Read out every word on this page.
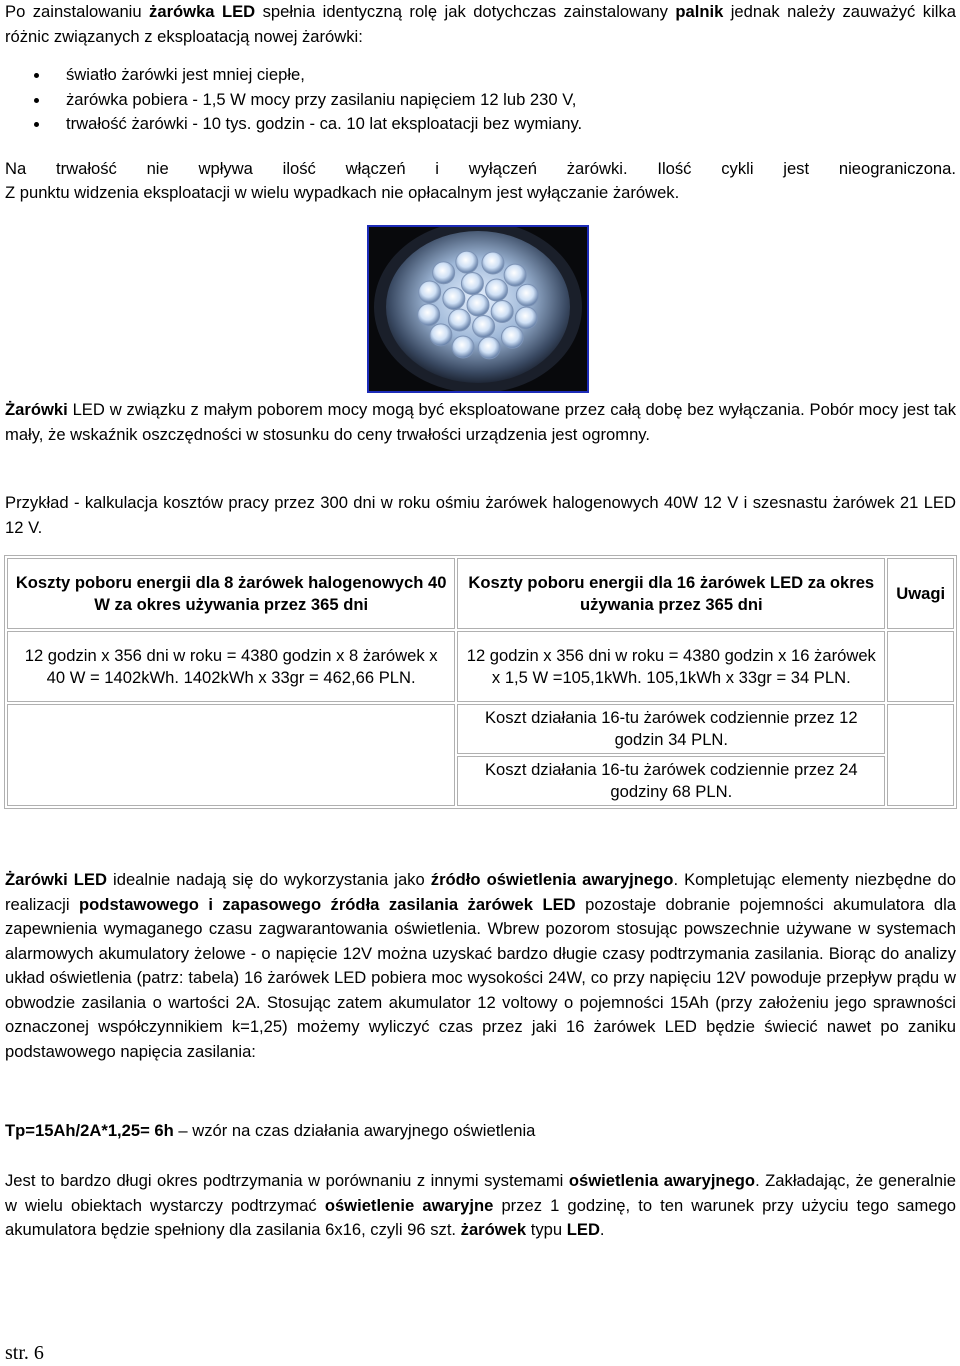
Po zainstalowaniu żarówka LED spełnia identyczną rolę jak dotychczas zainstalowany palnik jednak należy zauważyć kilka różnic związanych z eksploatacją nowej żarówki:

światło żarówki jest mniej ciepłe,
żarówka pobiera - 1,5 W mocy przy zasilaniu napięciem 12 lub 230 V,
trwałość żarówki - 10 tys. godzin - ca. 10 lat eksploatacji bez wymiany.

Na trwałość nie wpływa ilość włączeń i wyłączeń żarówki. Ilość cykli jest nieograniczona.

Z punktu widzenia eksploatacji w wielu wypadkach nie opłacalnym jest wyłączanie żarówek.

Żarówki LED w związku z małym poborem mocy mogą być eksploatowane przez całą dobę bez wyłączania. Pobór mocy jest tak mały, że wskaźnik oszczędności w stosunku do ceny trwałości urządzenia jest ogromny.

Przykład - kalkulacja kosztów pracy przez 300 dni w roku ośmiu żarówek halogenowych 40W 12 V i szesnastu żarówek 21 LED 12 V.

Koszty poboru energii dla 8 żarówek halogenowych 40 W za okres używania przez 365 dni	Koszty poboru energii dla 16 żarówek LED za okres używania przez 365 dni	Uwagi
12 godzin x 356 dni w roku = 4380 godzin x 8 żarówek x 40 W = 1402kWh. 1402kWh x 33gr = 462,66 PLN.	12 godzin x 356 dni w roku = 4380 godzin x 16 żarówek x 1,5 W =105,1kWh. 105,1kWh x 33gr = 34 PLN.	
	Koszt działania 16-tu żarówek codziennie przez 12 godzin 34 PLN.	
	Koszt działania 16-tu żarówek codziennie przez 24 godziny 68 PLN.	

Żarówki LED idealnie nadają się do wykorzystania jako źródło oświetlenia awaryjnego. Kompletując elementy niezbędne do realizacji podstawowego i zapasowego źródła zasilania żarówek LED pozostaje dobranie pojemności akumulatora dla zapewnienia wymaganego czasu zagwarantowania oświetlenia. Wbrew pozorom stosując powszechnie używane w systemach alarmowych akumulatory żelowe - o napięcie 12V można uzyskać bardzo długie czasy podtrzymania zasilania. Biorąc do analizy układ oświetlenia (patrz: tabela) 16 żarówek LED pobiera moc wysokości 24W, co przy napięciu 12V powoduje przepływ prądu w obwodzie zasilania o wartości 2A. Stosując zatem akumulator 12 voltowy o pojemności 15Ah (przy założeniu jego sprawności oznaczonej współczynnikiem k=1,25) możemy wyliczyć czas przez jaki 16 żarówek LED będzie świecić nawet po zaniku podstawowego napięcia zasilania:

Tp=15Ah/2A*1,25= 6h – wzór na czas działania awaryjnego oświetlenia

Jest to bardzo długi okres podtrzymania w porównaniu z innymi systemami oświetlenia awaryjnego. Zakładając, że generalnie w wielu obiektach wystarczy podtrzymać oświetlenie awaryjne przez 1 godzinę, to ten warunek przy użyciu tego samego akumulatora będzie spełniony dla zasilania 6x16, czyli 96 szt. żarówek typu LED.

str. 6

────────────────────────────────────────

== Work required ==
Write out the data precisely as given, excluding the pictures.

== Solution for this task ==
Read out every word on this page.
Po zainstalowaniu żarówka LED spełnia identyczną rolę jak dotychczas zainstalowany palnik jednak należy zauważyć kilka różnic związanych z eksploatacją nowej żarówki:

światło żarówki jest mniej ciepłe,
żarówka pobiera - 1,5 W mocy przy zasilaniu napięciem 12 lub 230 V,
trwałość żarówki - 10 tys. godzin - ca. 10 lat eksploatacji bez wymiany.

Na trwałość nie wpływa ilość włączeń i wyłączeń żarówki. Ilość cykli jest nieograniczona.

Z punktu widzenia eksploatacji w wielu wypadkach nie opłacalnym jest wyłączanie żarówek.

Żarówki LED w związku z małym poborem mocy mogą być eksploatowane przez całą dobę bez wyłączania. Pobór mocy jest tak mały, że wskaźnik oszczędności w stosunku do ceny trwałości urządzenia jest ogromny.

Przykład - kalkulacja kosztów pracy przez 300 dni w roku ośmiu żarówek halogenowych 40W 12 V i szesnastu żarówek 21 LED 12 V.

Koszty poboru energii dla 8 żarówek halogenowych 40 W za okres używania przez 365 dni	Koszty poboru energii dla 16 żarówek LED za okres używania przez 365 dni	Uwagi
12 godzin x 356 dni w roku = 4380 godzin x 8 żarówek x 40 W = 1402kWh. 1402kWh x 33gr = 462,66 PLN.	12 godzin x 356 dni w roku = 4380 godzin x 16 żarówek x 1,5 W =105,1kWh. 105,1kWh x 33gr = 34 PLN.	
	Koszt działania 16-tu żarówek codziennie przez 12 godzin 34 PLN.	
	Koszt działania 16-tu żarówek codziennie przez 24 godziny 68 PLN.	

Żarówki LED idealnie nadają się do wykorzystania jako źródło oświetlenia awaryjnego. Kompletując elementy niezbędne do realizacji podstawowego i zapasowego źródła zasilania żarówek LED pozostaje dobranie pojemności akumulatora dla zapewnienia wymaganego czasu zagwarantowania oświetlenia. Wbrew pozorom stosując powszechnie używane w systemach alarmowych akumulatory żelowe - o napięcie 12V można uzyskać bardzo długie czasy podtrzymania zasilania. Biorąc do analizy układ oświetlenia (patrz: tabela) 16 żarówek LED pobiera moc wysokości 24W, co przy napięciu 12V powoduje przepływ prądu w obwodzie zasilania o wartości 2A. Stosując zatem akumulator 12 voltowy o pojemności 15Ah (przy założeniu jego sprawności oznaczonej współczynnikiem k=1,25) możemy wyliczyć czas przez jaki 16 żarówek LED będzie świecić nawet po zaniku podstawowego napięcia zasilania:

Tp=15Ah/2A*1,25= 6h – wzór na czas działania awaryjnego oświetlenia

Jest to bardzo długi okres podtrzymania w porównaniu z innymi systemami oświetlenia awaryjnego. Zakładając, że generalnie w wielu obiektach wystarczy podtrzymać oświetlenie awaryjne przez 1 godzinę, to ten warunek przy użyciu tego samego akumulatora będzie spełniony dla zasilania 6x16, czyli 96 szt. żarówek typu LED.

str. 6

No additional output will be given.